WHAT YOU NEED TO DO: Give the number of lines containing the word "εβδομάδων" and nothing more.

DATASET EXCERPTS:
────
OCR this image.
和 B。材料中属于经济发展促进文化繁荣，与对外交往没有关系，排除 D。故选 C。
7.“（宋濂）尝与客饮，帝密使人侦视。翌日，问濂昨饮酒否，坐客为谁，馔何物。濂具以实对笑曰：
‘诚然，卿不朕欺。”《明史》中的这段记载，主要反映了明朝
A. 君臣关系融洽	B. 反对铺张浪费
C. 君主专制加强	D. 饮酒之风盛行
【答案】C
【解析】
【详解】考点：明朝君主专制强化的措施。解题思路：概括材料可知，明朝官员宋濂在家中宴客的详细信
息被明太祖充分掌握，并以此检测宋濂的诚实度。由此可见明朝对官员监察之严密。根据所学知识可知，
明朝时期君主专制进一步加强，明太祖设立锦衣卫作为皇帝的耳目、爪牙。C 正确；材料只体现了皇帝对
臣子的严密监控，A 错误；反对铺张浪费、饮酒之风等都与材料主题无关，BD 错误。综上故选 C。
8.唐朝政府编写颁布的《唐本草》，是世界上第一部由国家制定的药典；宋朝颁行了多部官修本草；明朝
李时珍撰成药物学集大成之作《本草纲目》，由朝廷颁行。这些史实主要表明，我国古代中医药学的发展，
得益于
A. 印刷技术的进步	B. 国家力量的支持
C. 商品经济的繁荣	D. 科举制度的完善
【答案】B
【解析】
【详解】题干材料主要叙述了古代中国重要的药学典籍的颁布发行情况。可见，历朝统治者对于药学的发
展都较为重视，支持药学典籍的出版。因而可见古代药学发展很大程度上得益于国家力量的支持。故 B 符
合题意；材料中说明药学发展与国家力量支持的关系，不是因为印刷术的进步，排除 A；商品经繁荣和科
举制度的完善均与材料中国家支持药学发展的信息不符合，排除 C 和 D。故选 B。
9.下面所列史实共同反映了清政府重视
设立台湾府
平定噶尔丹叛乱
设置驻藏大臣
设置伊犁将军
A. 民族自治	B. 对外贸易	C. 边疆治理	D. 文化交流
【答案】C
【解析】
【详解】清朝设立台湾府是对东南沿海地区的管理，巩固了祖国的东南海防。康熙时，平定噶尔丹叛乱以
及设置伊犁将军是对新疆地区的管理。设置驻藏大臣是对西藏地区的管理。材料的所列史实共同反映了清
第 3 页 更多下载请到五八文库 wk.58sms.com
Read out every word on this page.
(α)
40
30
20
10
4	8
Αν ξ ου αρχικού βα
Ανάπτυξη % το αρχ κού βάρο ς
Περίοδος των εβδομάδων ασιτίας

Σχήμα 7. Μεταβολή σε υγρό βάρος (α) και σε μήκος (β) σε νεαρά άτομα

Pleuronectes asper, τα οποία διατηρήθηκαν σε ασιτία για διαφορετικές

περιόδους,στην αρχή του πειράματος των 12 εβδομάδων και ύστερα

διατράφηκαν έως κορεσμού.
────
ANSWER TO THIS TASK: 2